▶ **What you will do**: Keep only the lines where "content" appears.

▶ **Data lines**:
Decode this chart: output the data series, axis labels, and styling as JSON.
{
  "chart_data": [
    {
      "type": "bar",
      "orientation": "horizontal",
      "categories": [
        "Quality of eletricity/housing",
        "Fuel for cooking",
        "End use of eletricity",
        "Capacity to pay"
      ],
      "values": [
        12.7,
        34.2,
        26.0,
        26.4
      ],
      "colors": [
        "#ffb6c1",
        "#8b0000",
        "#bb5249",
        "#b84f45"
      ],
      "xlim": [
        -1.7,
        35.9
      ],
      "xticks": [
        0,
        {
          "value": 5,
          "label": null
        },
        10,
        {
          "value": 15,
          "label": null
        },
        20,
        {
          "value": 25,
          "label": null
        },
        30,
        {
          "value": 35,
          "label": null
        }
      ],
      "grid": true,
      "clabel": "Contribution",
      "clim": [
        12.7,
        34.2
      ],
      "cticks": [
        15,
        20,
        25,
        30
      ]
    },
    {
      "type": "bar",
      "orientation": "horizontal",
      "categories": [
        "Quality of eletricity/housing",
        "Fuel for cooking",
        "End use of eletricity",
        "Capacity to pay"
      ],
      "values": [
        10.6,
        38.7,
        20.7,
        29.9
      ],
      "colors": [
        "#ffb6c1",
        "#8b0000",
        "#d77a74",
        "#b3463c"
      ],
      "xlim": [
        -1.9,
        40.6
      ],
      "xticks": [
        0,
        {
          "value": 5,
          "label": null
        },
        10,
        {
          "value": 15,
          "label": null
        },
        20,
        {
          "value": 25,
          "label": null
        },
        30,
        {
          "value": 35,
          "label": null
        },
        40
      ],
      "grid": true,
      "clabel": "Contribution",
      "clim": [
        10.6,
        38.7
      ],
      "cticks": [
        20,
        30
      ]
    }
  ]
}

==

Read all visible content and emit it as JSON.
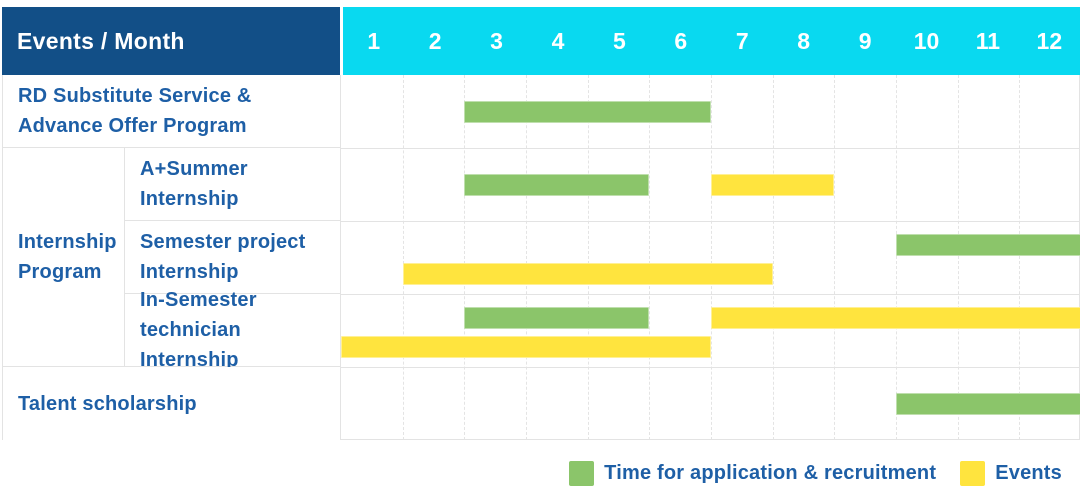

---

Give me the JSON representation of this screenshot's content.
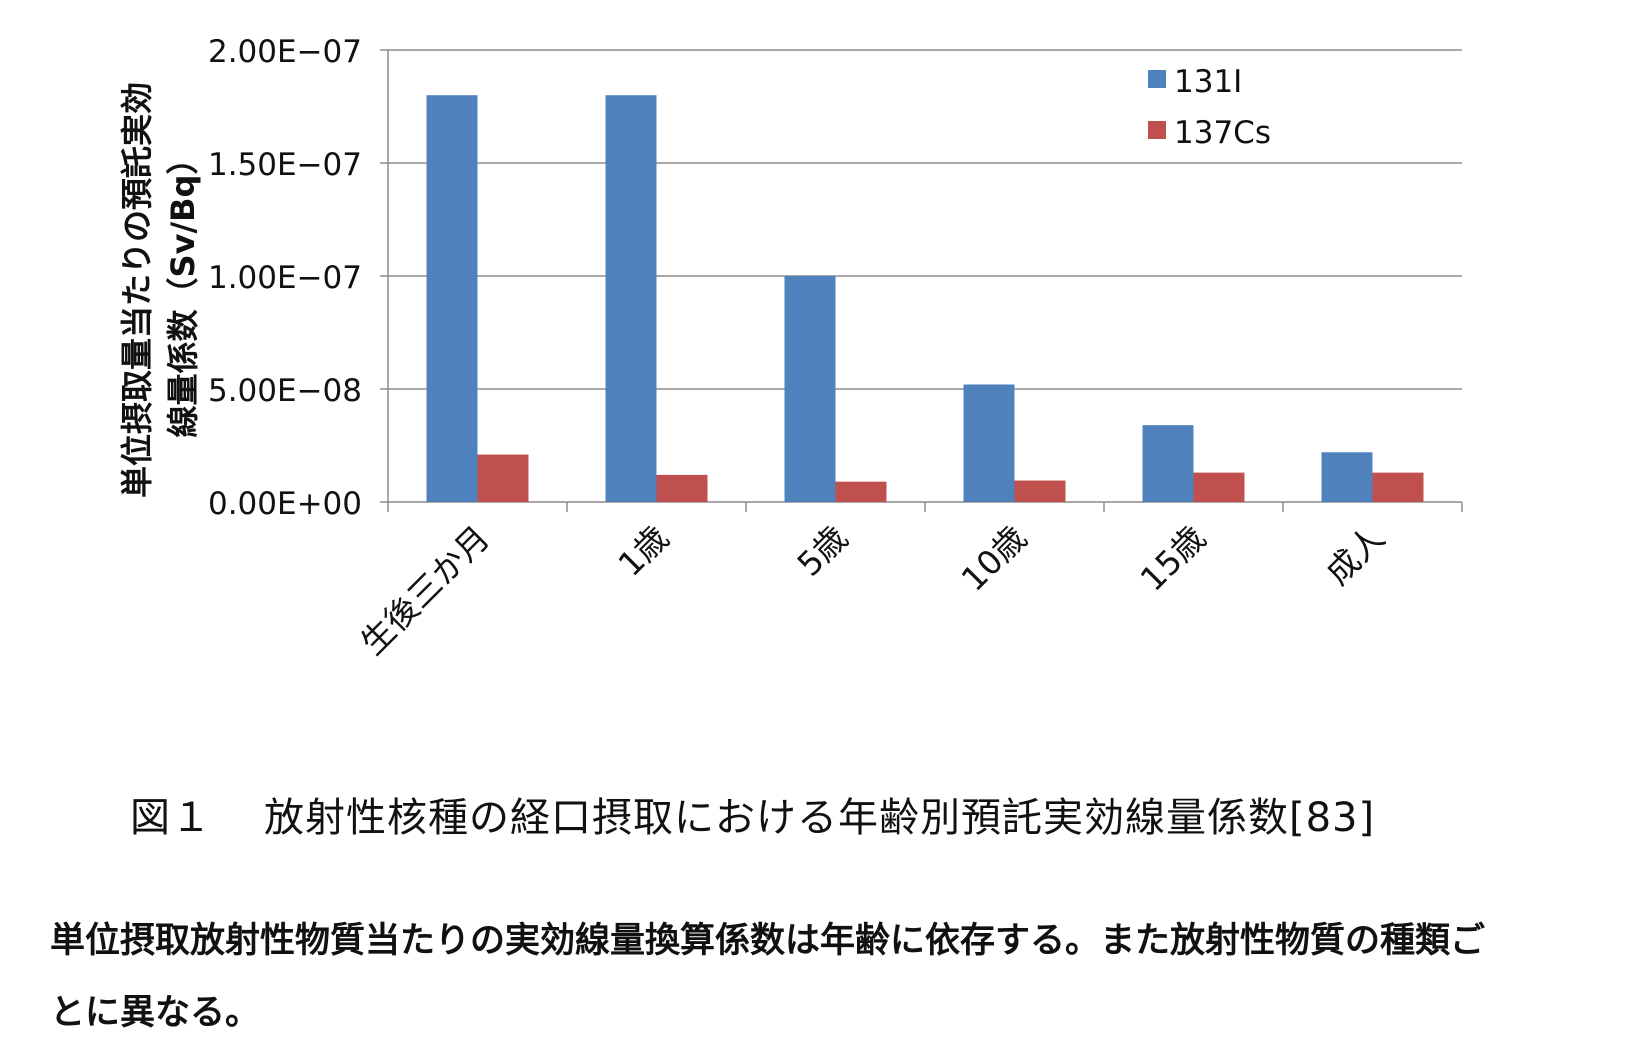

▶ **Finished task**:
Read all visible content and emit it as JSON.
Give me the JSON representation of this screenshot's content.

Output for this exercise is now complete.